INSTRUCTIONS FOR THE TASK
Pick out every line that holds the string "interprete" and copy it.

[Entries from a dataset]
- - - - - - -

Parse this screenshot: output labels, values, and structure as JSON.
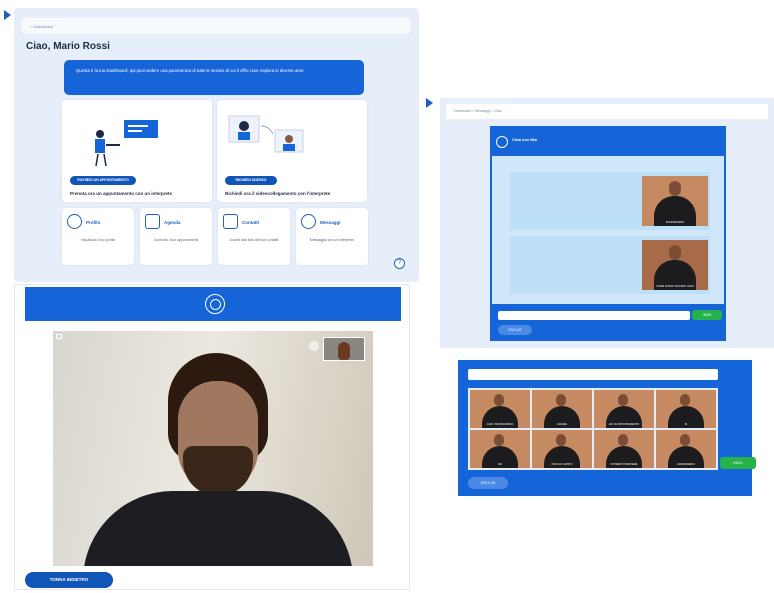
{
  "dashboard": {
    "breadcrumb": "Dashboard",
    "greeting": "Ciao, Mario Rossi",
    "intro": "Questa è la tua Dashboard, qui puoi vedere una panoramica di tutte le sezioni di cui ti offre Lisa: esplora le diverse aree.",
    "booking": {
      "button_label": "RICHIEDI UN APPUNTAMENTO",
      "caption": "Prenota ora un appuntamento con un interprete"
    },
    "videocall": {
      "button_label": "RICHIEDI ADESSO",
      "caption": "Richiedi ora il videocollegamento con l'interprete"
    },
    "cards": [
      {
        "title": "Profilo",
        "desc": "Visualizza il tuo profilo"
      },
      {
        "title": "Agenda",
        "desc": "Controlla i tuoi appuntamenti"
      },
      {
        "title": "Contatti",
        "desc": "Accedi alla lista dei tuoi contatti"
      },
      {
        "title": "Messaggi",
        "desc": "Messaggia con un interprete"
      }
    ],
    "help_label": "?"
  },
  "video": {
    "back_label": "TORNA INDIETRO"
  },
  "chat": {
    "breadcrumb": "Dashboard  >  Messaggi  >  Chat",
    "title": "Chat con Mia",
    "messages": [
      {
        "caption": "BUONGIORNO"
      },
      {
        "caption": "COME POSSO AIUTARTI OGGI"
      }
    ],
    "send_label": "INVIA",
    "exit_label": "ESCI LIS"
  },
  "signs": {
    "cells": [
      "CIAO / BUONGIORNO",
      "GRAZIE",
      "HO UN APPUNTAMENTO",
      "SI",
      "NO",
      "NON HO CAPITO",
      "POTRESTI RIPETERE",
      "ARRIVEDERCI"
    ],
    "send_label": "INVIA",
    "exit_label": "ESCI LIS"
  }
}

- - - - - - -

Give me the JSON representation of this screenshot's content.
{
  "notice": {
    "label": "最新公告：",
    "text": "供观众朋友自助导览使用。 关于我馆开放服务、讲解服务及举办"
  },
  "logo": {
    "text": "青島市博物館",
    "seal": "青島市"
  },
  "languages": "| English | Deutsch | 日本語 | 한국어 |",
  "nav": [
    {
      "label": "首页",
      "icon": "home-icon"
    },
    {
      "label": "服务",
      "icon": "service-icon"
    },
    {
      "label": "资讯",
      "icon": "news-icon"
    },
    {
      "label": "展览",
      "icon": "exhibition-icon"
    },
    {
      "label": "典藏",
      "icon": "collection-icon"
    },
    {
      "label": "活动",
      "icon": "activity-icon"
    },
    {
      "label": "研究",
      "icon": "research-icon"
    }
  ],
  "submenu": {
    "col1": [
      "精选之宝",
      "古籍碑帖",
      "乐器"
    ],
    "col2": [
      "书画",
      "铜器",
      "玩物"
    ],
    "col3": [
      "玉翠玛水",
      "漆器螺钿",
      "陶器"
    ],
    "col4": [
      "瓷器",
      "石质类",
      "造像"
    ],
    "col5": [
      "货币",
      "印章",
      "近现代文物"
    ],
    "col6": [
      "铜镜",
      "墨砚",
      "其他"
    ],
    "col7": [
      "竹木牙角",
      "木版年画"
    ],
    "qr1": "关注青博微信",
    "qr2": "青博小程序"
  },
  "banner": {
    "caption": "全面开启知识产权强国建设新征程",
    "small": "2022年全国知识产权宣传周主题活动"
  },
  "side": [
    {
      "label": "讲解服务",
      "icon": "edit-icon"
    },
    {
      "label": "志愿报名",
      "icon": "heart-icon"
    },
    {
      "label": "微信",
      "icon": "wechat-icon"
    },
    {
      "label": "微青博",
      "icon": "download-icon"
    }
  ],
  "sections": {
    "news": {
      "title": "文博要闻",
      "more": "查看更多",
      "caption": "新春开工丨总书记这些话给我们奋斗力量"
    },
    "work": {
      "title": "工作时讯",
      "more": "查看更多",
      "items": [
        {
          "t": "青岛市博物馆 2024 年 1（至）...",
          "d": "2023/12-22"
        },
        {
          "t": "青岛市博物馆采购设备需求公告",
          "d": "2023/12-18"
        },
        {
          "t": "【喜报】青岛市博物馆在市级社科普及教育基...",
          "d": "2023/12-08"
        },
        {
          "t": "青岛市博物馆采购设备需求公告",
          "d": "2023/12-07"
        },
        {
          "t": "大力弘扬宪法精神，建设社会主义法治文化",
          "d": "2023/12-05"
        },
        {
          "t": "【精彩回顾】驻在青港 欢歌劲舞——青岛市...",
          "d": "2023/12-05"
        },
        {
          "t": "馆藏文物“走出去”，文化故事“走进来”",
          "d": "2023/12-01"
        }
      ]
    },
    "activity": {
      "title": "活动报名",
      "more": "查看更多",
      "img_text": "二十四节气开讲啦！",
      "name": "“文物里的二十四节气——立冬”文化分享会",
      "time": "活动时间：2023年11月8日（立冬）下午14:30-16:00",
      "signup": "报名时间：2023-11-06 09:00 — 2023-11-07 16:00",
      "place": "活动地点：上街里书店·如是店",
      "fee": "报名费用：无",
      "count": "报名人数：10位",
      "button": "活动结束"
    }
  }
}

- - - - - - -

EXPECTED ANSWER
      "caption": "Prenota ora un appuntamento con un interprete"
      "caption": "Richiedi ora il videocollegamento con l'interprete"
        "desc": "Messaggia con un interprete"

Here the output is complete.